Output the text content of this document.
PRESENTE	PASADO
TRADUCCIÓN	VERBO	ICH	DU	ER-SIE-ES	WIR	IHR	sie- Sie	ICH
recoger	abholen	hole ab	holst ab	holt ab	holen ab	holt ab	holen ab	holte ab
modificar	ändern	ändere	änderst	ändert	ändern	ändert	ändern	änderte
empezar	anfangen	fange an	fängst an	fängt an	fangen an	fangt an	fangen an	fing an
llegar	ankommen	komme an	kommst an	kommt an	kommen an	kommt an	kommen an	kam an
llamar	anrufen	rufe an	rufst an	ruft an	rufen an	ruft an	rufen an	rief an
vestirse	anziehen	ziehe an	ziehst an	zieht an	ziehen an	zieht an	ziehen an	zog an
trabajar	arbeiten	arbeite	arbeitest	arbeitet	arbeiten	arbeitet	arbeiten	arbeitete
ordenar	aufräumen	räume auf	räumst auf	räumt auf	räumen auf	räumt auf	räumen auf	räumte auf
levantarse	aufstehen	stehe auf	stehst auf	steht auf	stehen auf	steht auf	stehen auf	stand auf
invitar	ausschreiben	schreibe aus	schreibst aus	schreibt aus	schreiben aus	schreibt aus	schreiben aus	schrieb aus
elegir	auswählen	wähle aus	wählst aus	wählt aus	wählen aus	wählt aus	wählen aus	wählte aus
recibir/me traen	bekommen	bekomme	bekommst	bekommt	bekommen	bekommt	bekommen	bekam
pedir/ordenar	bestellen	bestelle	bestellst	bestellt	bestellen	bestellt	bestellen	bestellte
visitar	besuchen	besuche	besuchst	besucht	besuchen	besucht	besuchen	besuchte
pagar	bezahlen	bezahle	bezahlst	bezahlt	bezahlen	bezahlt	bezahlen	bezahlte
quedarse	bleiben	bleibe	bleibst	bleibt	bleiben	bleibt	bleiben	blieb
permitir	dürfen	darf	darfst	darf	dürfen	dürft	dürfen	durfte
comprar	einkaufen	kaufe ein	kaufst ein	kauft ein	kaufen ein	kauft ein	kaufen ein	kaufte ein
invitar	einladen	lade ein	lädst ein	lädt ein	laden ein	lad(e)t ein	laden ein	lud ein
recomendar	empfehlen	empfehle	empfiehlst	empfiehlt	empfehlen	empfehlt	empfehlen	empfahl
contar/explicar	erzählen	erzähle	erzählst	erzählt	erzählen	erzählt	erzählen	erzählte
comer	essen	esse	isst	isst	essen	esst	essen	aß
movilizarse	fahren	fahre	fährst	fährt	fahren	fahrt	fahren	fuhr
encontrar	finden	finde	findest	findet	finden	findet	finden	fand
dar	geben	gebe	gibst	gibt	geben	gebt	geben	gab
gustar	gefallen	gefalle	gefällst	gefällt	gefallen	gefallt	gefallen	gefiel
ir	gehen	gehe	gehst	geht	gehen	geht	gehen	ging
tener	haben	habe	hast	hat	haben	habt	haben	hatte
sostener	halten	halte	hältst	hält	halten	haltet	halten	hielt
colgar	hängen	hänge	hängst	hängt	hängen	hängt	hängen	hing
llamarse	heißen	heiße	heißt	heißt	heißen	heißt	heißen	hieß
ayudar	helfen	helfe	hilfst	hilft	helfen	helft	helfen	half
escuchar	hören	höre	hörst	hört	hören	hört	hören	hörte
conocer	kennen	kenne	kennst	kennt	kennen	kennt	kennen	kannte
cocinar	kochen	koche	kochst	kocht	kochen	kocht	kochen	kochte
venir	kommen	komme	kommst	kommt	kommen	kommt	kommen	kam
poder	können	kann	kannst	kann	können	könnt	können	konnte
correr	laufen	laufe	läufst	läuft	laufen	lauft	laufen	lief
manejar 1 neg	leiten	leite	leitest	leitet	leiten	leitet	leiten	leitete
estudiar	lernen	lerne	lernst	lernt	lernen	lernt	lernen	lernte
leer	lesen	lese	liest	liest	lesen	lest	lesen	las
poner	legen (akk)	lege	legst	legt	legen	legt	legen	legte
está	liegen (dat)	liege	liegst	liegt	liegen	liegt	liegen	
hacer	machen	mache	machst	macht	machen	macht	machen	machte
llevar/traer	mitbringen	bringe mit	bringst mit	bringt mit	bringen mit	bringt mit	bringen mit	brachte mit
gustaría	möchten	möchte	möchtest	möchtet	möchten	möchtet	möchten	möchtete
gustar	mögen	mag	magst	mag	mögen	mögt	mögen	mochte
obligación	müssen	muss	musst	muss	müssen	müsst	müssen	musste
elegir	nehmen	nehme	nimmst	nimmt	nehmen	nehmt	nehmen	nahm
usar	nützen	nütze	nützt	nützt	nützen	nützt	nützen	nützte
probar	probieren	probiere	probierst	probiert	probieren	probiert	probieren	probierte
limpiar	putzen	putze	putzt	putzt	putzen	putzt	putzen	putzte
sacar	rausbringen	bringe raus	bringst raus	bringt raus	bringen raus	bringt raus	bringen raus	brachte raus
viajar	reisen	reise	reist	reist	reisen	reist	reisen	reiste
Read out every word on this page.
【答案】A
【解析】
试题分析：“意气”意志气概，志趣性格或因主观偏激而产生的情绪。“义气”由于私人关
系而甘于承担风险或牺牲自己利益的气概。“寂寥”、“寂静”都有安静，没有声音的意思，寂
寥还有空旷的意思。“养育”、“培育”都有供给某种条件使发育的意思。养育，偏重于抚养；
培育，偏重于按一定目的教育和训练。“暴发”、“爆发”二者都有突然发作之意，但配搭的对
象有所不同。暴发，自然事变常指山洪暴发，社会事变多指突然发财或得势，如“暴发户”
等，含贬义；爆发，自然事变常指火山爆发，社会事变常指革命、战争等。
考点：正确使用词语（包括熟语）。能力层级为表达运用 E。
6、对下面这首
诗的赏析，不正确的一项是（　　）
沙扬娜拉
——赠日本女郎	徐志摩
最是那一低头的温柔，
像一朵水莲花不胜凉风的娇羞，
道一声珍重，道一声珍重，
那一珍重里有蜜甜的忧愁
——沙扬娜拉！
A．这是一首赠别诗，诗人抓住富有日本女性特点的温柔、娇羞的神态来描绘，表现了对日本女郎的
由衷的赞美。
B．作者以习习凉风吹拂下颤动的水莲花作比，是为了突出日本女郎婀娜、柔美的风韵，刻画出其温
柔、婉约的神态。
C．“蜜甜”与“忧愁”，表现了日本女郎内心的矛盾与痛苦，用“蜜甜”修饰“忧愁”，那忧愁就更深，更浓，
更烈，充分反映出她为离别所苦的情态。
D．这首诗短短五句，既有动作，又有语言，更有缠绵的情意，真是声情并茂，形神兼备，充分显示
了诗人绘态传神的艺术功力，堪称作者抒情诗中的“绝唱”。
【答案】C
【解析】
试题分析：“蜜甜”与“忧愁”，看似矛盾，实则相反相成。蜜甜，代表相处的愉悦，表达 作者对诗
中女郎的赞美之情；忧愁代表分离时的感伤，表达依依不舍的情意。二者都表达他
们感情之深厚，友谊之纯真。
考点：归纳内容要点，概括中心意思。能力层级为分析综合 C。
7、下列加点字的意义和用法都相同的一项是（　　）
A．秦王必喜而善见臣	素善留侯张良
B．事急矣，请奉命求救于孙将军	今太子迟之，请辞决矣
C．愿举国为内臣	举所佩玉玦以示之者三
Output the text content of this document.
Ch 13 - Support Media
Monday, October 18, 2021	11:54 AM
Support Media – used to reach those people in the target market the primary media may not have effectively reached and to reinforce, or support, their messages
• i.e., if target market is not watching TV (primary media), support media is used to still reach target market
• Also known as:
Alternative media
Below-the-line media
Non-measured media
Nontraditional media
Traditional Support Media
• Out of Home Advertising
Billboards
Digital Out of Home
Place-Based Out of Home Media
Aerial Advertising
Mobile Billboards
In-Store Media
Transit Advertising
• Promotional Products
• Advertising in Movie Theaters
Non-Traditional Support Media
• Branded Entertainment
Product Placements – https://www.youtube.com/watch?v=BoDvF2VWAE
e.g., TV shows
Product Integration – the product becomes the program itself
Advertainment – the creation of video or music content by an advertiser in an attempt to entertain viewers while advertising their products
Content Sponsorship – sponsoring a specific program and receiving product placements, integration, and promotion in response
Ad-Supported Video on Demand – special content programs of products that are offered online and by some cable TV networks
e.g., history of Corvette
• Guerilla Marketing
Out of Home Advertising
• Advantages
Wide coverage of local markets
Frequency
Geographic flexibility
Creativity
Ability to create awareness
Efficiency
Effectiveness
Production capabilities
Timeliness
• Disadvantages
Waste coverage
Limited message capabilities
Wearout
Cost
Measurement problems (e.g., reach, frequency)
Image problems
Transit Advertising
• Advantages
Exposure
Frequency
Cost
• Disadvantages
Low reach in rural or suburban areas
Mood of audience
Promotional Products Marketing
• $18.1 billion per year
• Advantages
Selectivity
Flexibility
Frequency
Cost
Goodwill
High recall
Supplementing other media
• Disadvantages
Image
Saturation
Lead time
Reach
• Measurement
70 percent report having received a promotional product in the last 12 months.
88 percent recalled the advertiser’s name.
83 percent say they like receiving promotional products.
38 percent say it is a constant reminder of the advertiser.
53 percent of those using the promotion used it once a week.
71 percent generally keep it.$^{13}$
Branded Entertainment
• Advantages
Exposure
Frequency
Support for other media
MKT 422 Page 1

__TO DO__
Check each line in the records for the word "bringst" and say how many have it, with nothing else.

__RESULT OF THE EXERCISE__
2